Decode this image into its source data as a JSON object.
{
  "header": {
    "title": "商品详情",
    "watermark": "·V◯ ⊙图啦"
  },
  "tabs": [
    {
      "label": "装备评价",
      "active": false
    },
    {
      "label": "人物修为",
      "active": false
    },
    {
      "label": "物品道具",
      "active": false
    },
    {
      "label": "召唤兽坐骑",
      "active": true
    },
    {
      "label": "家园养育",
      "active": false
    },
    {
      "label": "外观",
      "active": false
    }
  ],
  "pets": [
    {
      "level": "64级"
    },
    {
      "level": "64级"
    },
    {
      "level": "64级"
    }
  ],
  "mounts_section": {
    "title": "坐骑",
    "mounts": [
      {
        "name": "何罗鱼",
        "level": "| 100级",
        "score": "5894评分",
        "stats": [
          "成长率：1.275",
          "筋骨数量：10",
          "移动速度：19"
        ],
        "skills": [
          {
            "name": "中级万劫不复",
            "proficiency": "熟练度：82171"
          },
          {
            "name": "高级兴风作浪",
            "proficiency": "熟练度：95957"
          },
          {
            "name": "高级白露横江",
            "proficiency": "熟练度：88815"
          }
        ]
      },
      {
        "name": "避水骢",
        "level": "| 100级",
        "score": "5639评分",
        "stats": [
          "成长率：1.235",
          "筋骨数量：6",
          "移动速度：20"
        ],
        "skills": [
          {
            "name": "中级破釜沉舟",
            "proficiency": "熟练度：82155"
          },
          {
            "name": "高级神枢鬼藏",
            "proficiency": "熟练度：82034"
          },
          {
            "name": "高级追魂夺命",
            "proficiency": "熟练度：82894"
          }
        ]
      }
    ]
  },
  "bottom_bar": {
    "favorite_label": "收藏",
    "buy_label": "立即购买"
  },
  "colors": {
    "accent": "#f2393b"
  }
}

SHORT TASK
Print again each line of the listing above, exactly as it appears.

EXERCISE OUTPUT
Decode this image into its source data as a JSON object.
{
  "header": {
    "title": "商品详情",
    "watermark": "·V◯ ⊙图啦"
  },
  "tabs": [
    {
      "label": "装备评价",
      "active": false
    },
    {
      "label": "人物修为",
      "active": false
    },
    {
      "label": "物品道具",
      "active": false
    },
    {
      "label": "召唤兽坐骑",
      "active": true
    },
    {
      "label": "家园养育",
      "active": false
    },
    {
      "label": "外观",
      "active": false
    }
  ],
  "pets": [
    {
      "level": "64级"
    },
    {
      "level": "64级"
    },
    {
      "level": "64级"
    }
  ],
  "mounts_section": {
    "title": "坐骑",
    "mounts": [
      {
        "name": "何罗鱼",
        "level": "| 100级",
        "score": "5894评分",
        "stats": [
          "成长率：1.275",
          "筋骨数量：10",
          "移动速度：19"
        ],
        "skills": [
          {
            "name": "中级万劫不复",
            "proficiency": "熟练度：82171"
          },
          {
            "name": "高级兴风作浪",
            "proficiency": "熟练度：95957"
          },
          {
            "name": "高级白露横江",
            "proficiency": "熟练度：88815"
          }
        ]
      },
      {
        "name": "避水骢",
        "level": "| 100级",
        "score": "5639评分",
        "stats": [
          "成长率：1.235",
          "筋骨数量：6",
          "移动速度：20"
        ],
        "skills": [
          {
            "name": "中级破釜沉舟",
            "proficiency": "熟练度：82155"
          },
          {
            "name": "高级神枢鬼藏",
            "proficiency": "熟练度：82034"
          },
          {
            "name": "高级追魂夺命",
            "proficiency": "熟练度：82894"
          }
        ]
      }
    ]
  },
  "bottom_bar": {
    "favorite_label": "收藏",
    "buy_label": "立即购买"
  },
  "colors": {
    "accent": "#f2393b"
  }
}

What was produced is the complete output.